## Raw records

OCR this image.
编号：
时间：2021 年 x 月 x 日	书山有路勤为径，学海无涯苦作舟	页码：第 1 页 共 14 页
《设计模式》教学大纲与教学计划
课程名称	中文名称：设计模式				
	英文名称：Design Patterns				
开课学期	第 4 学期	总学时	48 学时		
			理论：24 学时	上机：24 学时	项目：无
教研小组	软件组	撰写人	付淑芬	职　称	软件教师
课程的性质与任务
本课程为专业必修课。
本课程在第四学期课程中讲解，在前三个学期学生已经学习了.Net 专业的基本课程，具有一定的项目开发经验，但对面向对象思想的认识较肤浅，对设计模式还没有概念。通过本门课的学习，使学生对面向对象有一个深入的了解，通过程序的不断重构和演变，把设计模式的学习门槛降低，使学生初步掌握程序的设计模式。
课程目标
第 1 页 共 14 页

* * *

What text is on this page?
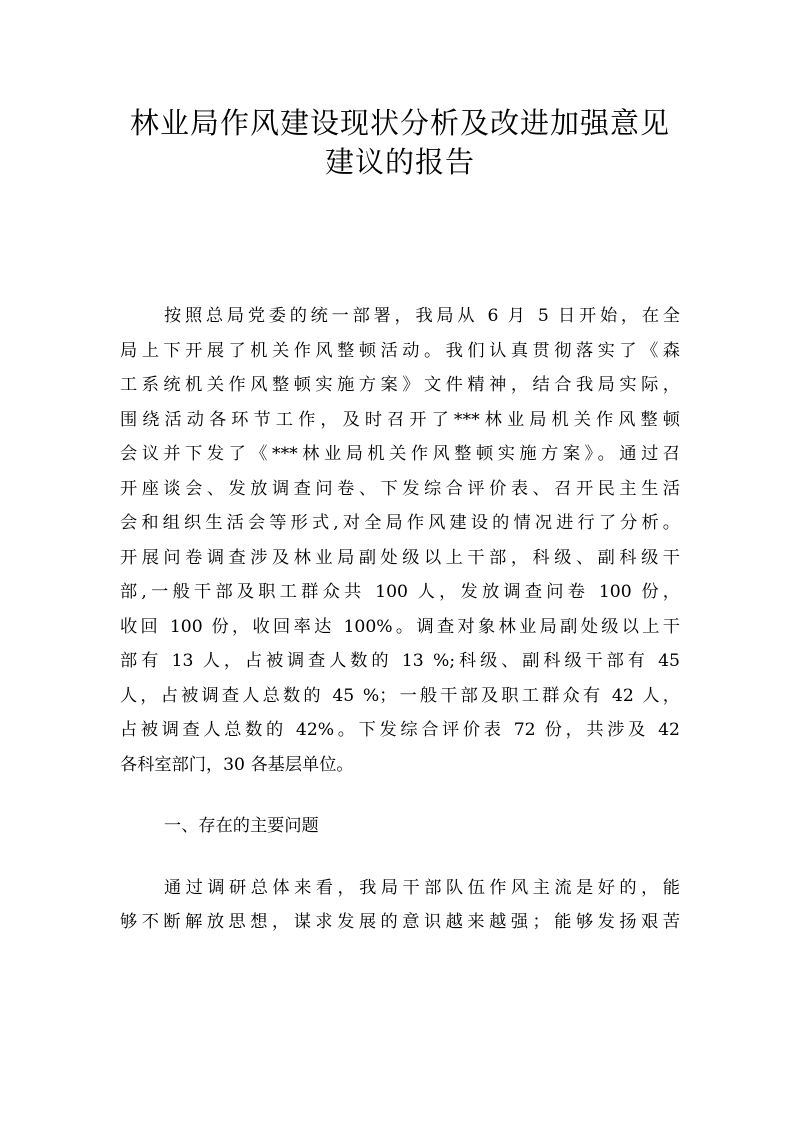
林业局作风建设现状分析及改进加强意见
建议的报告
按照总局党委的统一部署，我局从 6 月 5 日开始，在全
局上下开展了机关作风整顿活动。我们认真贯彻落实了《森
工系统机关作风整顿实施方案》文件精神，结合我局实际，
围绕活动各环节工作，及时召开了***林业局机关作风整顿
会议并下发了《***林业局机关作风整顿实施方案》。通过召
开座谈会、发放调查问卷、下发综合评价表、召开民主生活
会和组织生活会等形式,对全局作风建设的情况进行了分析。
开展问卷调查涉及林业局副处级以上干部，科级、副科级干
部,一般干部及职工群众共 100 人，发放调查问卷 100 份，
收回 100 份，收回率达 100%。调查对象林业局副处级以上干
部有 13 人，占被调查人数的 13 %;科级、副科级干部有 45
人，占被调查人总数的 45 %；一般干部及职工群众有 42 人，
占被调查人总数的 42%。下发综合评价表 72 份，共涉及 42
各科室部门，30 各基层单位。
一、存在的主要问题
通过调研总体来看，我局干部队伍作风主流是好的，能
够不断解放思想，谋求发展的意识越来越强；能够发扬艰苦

---

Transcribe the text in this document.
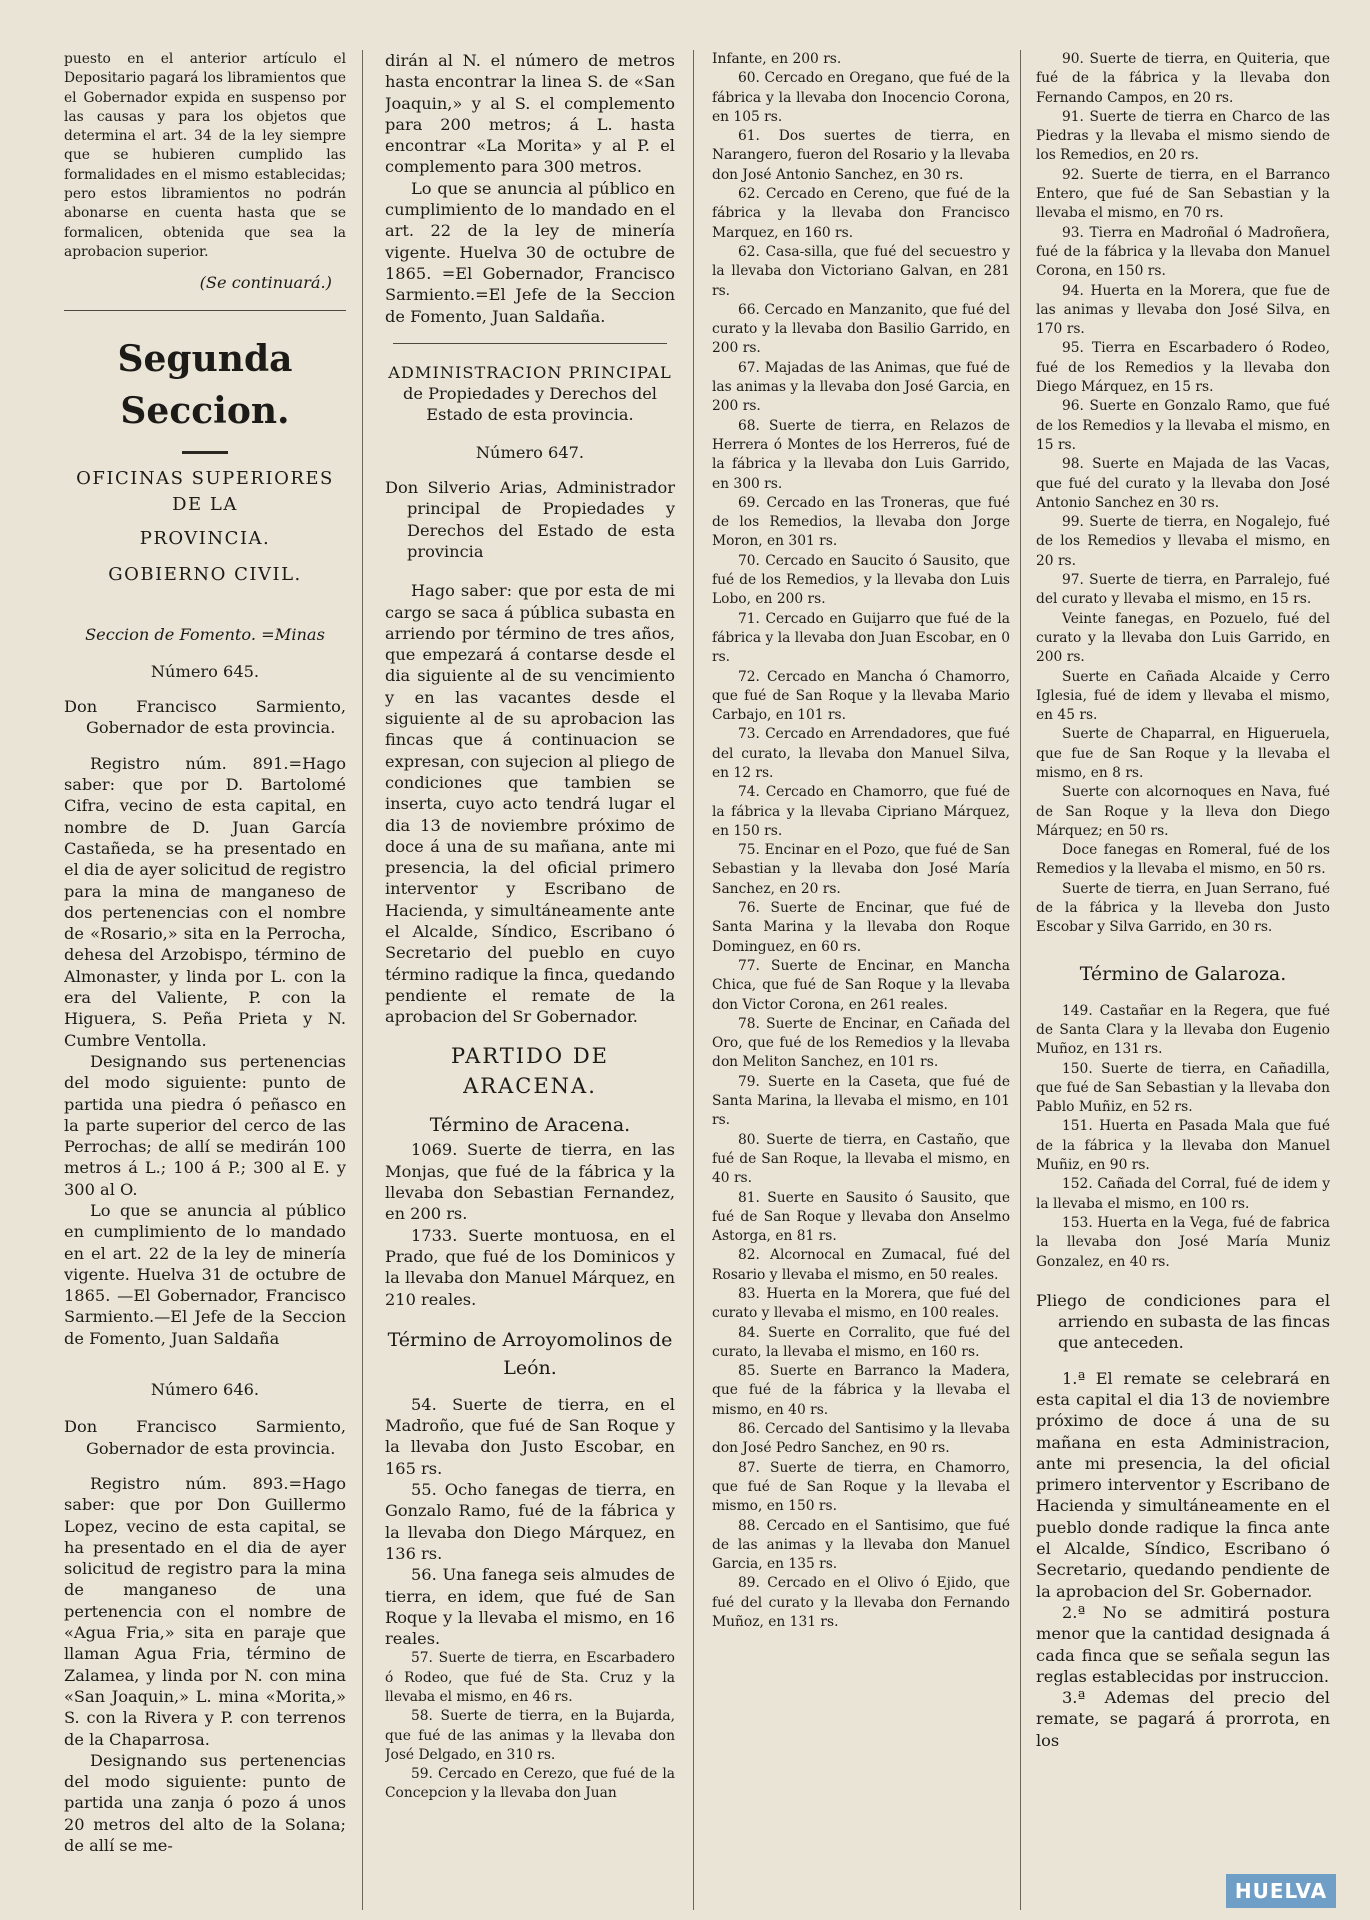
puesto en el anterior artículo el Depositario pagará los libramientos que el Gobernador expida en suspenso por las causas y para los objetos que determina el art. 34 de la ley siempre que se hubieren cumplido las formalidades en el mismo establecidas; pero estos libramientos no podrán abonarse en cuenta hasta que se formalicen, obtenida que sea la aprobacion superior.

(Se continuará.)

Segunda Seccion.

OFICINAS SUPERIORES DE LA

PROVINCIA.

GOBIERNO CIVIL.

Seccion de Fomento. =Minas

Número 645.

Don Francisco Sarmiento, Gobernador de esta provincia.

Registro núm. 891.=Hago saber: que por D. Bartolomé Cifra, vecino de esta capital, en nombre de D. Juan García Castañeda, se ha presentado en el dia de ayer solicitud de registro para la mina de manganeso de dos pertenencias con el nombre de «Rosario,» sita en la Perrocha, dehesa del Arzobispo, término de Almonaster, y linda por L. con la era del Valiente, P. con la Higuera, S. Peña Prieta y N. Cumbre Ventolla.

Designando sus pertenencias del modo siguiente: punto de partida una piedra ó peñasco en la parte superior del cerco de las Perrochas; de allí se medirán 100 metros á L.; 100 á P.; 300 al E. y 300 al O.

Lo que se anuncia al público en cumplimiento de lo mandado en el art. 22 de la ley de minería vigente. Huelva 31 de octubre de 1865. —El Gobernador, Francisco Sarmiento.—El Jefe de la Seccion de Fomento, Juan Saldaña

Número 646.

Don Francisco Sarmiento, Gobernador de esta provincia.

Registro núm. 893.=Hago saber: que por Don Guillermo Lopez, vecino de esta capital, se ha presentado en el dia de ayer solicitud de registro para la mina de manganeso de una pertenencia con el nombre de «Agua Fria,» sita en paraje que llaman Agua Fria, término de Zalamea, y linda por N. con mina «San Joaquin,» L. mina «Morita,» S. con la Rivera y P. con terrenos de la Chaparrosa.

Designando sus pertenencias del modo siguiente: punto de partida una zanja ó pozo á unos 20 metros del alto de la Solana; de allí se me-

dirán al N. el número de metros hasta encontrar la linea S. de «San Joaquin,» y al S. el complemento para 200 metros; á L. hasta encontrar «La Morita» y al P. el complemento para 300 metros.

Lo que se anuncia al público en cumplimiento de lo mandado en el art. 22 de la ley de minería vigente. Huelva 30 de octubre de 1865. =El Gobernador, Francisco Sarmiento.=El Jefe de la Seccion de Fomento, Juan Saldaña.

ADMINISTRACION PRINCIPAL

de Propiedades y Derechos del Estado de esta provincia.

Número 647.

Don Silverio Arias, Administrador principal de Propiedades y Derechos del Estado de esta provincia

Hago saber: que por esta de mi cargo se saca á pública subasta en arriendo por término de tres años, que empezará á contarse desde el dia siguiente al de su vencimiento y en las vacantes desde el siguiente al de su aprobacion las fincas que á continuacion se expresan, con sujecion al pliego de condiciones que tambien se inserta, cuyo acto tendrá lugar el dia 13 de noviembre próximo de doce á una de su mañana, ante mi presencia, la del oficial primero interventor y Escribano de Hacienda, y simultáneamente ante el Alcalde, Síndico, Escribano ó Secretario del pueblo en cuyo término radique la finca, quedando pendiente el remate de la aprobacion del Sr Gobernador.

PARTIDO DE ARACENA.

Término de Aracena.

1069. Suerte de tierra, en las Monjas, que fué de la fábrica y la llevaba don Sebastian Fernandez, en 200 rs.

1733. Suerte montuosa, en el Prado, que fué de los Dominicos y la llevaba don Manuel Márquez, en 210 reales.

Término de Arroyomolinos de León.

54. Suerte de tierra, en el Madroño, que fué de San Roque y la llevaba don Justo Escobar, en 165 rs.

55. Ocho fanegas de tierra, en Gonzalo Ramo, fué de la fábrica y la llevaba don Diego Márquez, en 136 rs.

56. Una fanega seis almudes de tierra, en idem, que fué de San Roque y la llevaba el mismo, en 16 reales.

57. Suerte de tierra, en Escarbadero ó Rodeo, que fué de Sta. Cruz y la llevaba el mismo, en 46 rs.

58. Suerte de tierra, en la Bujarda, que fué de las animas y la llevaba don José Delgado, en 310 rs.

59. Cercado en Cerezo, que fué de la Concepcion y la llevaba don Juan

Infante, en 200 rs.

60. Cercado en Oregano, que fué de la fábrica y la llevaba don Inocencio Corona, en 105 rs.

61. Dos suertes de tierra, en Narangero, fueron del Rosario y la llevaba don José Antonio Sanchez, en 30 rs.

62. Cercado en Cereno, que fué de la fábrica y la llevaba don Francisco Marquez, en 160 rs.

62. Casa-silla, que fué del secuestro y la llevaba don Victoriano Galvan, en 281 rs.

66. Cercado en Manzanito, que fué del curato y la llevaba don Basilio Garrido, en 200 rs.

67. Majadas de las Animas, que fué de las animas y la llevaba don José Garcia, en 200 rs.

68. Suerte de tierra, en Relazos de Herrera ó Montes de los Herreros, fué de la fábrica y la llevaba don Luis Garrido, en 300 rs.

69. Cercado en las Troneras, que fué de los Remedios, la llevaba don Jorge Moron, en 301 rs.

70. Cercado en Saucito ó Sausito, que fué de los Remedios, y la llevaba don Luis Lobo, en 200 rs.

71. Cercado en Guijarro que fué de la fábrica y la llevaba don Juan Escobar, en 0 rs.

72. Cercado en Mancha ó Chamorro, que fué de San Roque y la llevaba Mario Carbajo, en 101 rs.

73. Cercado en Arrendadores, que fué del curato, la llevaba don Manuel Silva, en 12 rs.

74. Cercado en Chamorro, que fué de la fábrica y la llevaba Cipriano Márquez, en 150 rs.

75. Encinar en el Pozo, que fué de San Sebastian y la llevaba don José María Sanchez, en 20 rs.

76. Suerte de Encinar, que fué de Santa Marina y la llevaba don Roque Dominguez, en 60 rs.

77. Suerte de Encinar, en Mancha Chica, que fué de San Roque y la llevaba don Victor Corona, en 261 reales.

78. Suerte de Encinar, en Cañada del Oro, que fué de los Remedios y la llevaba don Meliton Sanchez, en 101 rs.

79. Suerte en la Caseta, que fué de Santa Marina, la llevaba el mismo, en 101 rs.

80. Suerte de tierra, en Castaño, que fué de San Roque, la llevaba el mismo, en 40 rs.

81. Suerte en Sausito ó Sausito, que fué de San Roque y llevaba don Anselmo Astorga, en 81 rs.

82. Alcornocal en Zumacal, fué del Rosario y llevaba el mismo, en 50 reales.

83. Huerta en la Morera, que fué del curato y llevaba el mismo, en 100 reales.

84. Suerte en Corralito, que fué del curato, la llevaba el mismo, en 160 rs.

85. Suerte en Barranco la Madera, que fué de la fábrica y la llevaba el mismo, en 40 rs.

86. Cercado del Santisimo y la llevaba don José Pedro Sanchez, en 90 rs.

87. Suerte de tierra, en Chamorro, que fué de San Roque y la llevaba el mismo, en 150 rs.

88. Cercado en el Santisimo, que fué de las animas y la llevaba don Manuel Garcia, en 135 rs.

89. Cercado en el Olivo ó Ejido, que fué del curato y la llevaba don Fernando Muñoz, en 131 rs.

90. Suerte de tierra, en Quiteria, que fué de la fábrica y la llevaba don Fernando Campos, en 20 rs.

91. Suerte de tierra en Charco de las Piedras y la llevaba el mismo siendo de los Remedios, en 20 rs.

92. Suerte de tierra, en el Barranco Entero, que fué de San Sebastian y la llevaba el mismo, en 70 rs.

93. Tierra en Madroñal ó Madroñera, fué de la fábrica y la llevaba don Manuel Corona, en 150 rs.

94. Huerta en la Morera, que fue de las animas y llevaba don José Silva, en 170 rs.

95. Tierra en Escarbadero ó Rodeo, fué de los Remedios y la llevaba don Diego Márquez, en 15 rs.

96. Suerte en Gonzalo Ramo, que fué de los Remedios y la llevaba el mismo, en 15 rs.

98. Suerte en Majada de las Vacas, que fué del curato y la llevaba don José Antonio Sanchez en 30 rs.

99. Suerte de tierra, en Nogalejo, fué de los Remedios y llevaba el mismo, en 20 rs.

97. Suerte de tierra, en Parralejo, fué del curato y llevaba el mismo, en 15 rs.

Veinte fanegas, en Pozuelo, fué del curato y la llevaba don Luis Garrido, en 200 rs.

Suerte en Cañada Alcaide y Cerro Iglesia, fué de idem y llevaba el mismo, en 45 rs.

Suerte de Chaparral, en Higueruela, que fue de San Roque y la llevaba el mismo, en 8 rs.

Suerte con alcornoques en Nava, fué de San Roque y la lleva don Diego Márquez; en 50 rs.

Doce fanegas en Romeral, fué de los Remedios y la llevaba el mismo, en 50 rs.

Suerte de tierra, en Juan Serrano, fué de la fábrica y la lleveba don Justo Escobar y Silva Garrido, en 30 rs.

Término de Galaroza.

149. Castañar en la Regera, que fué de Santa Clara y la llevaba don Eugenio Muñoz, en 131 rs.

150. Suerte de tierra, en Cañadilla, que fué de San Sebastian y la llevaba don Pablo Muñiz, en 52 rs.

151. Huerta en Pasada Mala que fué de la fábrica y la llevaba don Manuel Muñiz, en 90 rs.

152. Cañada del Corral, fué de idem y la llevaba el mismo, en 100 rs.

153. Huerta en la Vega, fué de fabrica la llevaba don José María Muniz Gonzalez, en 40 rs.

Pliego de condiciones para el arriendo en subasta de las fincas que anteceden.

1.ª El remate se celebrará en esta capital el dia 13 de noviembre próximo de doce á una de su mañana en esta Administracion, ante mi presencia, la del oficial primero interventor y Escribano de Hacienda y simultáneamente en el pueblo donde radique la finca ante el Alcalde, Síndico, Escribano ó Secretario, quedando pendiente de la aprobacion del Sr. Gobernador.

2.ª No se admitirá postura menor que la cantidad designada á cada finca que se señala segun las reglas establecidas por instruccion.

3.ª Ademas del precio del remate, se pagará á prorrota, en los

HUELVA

## STATED TASK
Lines containing the word "Juan" are to be counted in the listing; state their number alone.

## COMPLETE ANSWER
6